**Job**
Exact repetition is required: output every record in full.
════════
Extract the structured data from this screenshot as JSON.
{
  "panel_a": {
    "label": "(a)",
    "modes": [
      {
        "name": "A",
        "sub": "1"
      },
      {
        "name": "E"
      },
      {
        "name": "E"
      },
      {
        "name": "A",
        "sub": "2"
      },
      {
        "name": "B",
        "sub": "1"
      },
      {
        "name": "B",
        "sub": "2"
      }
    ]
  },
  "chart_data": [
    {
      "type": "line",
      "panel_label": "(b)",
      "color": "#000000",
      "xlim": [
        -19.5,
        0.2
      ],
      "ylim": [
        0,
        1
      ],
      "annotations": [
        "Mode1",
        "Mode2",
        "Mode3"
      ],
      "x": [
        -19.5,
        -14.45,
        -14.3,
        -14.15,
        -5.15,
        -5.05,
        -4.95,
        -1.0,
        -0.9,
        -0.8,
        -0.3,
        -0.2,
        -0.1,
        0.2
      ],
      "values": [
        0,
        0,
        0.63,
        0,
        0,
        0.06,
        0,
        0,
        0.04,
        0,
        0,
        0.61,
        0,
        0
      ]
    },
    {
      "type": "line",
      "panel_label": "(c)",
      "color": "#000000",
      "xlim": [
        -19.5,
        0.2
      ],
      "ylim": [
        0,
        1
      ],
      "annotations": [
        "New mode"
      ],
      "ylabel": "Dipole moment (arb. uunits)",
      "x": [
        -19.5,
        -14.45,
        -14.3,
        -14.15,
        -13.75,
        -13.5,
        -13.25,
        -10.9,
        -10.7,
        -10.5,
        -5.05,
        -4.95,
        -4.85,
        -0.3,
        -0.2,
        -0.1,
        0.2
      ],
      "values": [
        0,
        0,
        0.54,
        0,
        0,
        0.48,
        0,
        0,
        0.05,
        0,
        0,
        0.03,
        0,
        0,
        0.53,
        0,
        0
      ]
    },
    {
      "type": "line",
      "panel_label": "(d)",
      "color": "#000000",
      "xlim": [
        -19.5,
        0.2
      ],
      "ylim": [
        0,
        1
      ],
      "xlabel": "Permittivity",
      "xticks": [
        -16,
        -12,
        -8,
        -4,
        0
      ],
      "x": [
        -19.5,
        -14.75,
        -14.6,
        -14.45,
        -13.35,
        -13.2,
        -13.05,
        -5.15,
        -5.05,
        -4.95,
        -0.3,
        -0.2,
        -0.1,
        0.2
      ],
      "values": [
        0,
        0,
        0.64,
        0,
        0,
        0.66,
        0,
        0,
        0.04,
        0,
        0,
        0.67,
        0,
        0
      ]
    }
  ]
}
════════
**Finished task**
Extract the structured data from this screenshot as JSON.
{
  "panel_a": {
    "label": "(a)",
    "modes": [
      {
        "name": "A",
        "sub": "1"
      },
      {
        "name": "E"
      },
      {
        "name": "E"
      },
      {
        "name": "A",
        "sub": "2"
      },
      {
        "name": "B",
        "sub": "1"
      },
      {
        "name": "B",
        "sub": "2"
      }
    ]
  },
  "chart_data": [
    {
      "type": "line",
      "panel_label": "(b)",
      "color": "#000000",
      "xlim": [
        -19.5,
        0.2
      ],
      "ylim": [
        0,
        1
      ],
      "annotations": [
        "Mode1",
        "Mode2",
        "Mode3"
      ],
      "x": [
        -19.5,
        -14.45,
        -14.3,
        -14.15,
        -5.15,
        -5.05,
        -4.95,
        -1.0,
        -0.9,
        -0.8,
        -0.3,
        -0.2,
        -0.1,
        0.2
      ],
      "values": [
        0,
        0,
        0.63,
        0,
        0,
        0.06,
        0,
        0,
        0.04,
        0,
        0,
        0.61,
        0,
        0
      ]
    },
    {
      "type": "line",
      "panel_label": "(c)",
      "color": "#000000",
      "xlim": [
        -19.5,
        0.2
      ],
      "ylim": [
        0,
        1
      ],
      "annotations": [
        "New mode"
      ],
      "ylabel": "Dipole moment (arb. uunits)",
      "x": [
        -19.5,
        -14.45,
        -14.3,
        -14.15,
        -13.75,
        -13.5,
        -13.25,
        -10.9,
        -10.7,
        -10.5,
        -5.05,
        -4.95,
        -4.85,
        -0.3,
        -0.2,
        -0.1,
        0.2
      ],
      "values": [
        0,
        0,
        0.54,
        0,
        0,
        0.48,
        0,
        0,
        0.05,
        0,
        0,
        0.03,
        0,
        0,
        0.53,
        0,
        0
      ]
    },
    {
      "type": "line",
      "panel_label": "(d)",
      "color": "#000000",
      "xlim": [
        -19.5,
        0.2
      ],
      "ylim": [
        0,
        1
      ],
      "xlabel": "Permittivity",
      "xticks": [
        -16,
        -12,
        -8,
        -4,
        0
      ],
      "x": [
        -19.5,
        -14.75,
        -14.6,
        -14.45,
        -13.35,
        -13.2,
        -13.05,
        -5.15,
        -5.05,
        -4.95,
        -0.3,
        -0.2,
        -0.1,
        0.2
      ],
      "values": [
        0,
        0,
        0.64,
        0,
        0,
        0.66,
        0,
        0,
        0.04,
        0,
        0,
        0.67,
        0,
        0
      ]
    }
  ]
}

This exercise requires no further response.